WHAT YOU HAVE TO DO:
Write out every entry exactly as it stands.

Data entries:

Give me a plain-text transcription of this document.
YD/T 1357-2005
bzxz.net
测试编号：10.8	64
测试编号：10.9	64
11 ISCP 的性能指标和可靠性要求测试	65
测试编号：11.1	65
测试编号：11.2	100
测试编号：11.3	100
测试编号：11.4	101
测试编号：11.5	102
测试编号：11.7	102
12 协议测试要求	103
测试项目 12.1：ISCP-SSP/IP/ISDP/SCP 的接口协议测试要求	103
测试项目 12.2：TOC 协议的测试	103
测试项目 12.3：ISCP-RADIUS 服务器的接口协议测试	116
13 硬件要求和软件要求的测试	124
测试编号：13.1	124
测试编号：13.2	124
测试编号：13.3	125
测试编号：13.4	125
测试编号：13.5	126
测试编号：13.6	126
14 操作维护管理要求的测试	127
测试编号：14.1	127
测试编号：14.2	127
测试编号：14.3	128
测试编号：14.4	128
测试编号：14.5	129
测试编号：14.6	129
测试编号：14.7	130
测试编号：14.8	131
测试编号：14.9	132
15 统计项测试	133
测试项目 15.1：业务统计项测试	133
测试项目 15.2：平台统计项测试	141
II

THE SOLUTION:
Give me a plain-text transcription of this document.
YD/T 1357-2005
bzxz.net
测试编号：10.8	64
测试编号：10.9	64
11 ISCP 的性能指标和可靠性要求测试	65
测试编号：11.1	65
测试编号：11.2	100
测试编号：11.3	100
测试编号：11.4	101
测试编号：11.5	102
测试编号：11.7	102
12 协议测试要求	103
测试项目 12.1：ISCP-SSP/IP/ISDP/SCP 的接口协议测试要求	103
测试项目 12.2：TOC 协议的测试	103
测试项目 12.3：ISCP-RADIUS 服务器的接口协议测试	116
13 硬件要求和软件要求的测试	124
测试编号：13.1	124
测试编号：13.2	124
测试编号：13.3	125
测试编号：13.4	125
测试编号：13.5	126
测试编号：13.6	126
14 操作维护管理要求的测试	127
测试编号：14.1	127
测试编号：14.2	127
测试编号：14.3	128
测试编号：14.4	128
测试编号：14.5	129
测试编号：14.6	129
测试编号：14.7	130
测试编号：14.8	131
测试编号：14.9	132
15 统计项测试	133
测试项目 15.1：业务统计项测试	133
测试项目 15.2：平台统计项测试	141
II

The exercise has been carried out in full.